====== Listed records ======

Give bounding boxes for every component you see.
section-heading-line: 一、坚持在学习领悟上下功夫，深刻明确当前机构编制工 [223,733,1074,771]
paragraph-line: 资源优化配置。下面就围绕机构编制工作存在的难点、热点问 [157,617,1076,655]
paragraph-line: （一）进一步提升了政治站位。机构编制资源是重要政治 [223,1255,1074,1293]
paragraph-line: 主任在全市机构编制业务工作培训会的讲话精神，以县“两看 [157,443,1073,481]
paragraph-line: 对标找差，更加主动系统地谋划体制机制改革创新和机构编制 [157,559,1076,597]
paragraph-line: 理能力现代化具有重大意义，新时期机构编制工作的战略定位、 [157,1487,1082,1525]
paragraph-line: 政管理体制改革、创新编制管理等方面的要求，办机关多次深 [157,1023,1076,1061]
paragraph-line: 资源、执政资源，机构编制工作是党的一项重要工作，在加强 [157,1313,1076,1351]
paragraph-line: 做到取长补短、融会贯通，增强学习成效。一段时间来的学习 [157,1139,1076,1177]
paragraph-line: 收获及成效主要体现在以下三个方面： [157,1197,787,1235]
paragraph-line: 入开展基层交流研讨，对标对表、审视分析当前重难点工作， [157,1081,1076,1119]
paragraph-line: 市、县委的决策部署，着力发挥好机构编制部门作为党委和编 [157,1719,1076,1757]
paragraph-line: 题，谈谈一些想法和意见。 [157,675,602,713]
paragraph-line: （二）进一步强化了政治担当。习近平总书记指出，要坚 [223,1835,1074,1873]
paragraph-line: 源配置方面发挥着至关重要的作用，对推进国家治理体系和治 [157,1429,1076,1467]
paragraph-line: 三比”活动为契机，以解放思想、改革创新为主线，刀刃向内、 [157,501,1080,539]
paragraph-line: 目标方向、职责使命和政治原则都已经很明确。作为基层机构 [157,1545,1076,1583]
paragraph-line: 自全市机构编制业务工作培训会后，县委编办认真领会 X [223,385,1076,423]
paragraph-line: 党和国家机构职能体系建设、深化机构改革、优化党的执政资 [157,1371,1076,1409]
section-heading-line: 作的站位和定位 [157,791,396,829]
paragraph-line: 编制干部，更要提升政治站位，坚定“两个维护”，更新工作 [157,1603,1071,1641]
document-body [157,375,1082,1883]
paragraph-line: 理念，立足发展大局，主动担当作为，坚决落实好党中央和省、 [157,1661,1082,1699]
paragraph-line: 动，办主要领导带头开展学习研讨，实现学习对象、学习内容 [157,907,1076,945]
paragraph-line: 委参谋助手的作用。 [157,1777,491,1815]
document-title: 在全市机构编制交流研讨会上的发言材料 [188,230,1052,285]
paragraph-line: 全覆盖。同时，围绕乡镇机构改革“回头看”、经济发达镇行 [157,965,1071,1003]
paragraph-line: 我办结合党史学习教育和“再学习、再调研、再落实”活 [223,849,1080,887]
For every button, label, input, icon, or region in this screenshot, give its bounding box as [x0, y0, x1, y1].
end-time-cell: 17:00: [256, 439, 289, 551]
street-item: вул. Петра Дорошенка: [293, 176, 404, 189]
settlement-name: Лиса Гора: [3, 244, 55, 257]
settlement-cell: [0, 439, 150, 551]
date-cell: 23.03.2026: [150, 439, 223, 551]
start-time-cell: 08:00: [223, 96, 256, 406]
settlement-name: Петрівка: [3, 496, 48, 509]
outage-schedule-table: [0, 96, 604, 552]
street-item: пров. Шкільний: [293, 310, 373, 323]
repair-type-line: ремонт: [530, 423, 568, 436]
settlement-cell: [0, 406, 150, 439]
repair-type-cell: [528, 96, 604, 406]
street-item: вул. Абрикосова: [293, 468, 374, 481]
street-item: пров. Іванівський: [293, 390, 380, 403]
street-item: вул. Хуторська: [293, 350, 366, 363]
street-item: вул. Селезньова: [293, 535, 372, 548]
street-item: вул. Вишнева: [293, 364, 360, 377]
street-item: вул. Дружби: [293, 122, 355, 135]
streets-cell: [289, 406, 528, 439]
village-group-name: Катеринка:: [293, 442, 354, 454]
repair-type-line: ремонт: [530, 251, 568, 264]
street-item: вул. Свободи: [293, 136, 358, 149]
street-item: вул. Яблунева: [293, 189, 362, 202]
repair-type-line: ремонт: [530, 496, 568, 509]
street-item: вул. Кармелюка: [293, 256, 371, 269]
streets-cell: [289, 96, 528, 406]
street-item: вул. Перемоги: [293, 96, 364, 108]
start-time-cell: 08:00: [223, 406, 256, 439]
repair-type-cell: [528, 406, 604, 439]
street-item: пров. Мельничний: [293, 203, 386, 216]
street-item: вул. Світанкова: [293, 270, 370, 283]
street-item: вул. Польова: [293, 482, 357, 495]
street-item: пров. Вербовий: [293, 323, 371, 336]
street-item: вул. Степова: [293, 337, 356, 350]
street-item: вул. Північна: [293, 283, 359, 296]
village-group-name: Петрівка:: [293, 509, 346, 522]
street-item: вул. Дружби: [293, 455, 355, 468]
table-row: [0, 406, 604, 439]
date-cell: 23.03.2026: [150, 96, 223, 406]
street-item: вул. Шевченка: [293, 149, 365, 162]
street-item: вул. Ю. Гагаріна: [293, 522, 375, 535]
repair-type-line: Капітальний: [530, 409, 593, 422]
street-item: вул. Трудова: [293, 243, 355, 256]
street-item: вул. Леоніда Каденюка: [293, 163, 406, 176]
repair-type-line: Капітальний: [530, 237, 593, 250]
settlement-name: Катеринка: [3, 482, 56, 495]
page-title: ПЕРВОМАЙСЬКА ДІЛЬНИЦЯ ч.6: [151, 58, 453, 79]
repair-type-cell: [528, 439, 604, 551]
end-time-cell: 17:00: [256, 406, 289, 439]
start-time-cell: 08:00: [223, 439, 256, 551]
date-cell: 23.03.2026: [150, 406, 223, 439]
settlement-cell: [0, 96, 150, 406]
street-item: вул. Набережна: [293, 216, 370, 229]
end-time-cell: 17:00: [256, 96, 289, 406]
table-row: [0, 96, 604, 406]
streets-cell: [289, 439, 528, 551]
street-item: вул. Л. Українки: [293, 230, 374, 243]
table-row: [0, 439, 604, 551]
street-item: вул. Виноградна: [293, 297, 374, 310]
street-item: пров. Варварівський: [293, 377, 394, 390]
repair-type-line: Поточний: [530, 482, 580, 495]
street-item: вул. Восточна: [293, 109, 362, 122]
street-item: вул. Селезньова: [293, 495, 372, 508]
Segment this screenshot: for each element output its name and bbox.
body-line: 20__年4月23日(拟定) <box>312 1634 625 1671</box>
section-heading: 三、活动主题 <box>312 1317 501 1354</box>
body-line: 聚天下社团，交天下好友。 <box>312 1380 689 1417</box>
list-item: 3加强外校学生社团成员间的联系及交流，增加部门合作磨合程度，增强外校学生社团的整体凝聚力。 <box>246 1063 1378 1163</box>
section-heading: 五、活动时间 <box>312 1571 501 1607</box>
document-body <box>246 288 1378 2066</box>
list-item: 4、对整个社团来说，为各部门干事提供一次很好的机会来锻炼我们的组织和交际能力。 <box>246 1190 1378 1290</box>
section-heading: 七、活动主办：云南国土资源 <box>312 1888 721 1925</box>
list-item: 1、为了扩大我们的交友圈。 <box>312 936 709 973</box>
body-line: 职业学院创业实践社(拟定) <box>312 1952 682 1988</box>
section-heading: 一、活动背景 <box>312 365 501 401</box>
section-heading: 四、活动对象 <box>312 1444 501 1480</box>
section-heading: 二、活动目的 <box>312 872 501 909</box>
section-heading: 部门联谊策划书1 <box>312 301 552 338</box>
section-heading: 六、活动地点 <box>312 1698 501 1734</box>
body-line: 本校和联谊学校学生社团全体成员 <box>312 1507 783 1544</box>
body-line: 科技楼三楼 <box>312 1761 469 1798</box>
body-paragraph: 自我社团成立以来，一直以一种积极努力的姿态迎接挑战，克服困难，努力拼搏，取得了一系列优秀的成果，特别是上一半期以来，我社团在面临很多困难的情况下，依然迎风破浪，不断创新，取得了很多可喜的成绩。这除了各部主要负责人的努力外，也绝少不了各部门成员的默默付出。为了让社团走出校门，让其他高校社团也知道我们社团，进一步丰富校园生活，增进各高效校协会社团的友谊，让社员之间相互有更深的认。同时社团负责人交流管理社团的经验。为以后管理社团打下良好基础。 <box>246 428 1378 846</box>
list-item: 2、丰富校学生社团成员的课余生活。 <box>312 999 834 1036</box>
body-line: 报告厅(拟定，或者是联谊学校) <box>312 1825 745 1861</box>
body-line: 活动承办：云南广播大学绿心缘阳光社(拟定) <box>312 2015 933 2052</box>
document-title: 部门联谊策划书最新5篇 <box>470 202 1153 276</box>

======

▸ Requirements
Render the entries from their first line through the line containing "paragraph-line: 对标找差，更加主动系统地谋划体制机制改革创新和机构编制 [157,559,1076,597]" as a JSON list of strings, one string per line, omitting any blank lines.

▸ Answer for this exercise
[
  "Give bounding boxes for every component you see.",
  "section-heading-line: 一、坚持在学习领悟上下功夫，深刻明确当前机构编制工 [223,733,1074,771]",
  "paragraph-line: 资源优化配置。下面就围绕机构编制工作存在的难点、热点问 [157,617,1076,655]",
  "paragraph-line: （一）进一步提升了政治站位。机构编制资源是重要政治 [223,1255,1074,1293]",
  "paragraph-line: 主任在全市机构编制业务工作培训会的讲话精神，以县“两看 [157,443,1073,481]",
  "paragraph-line: 对标找差，更加主动系统地谋划体制机制改革创新和机构编制 [157,559,1076,597]"
]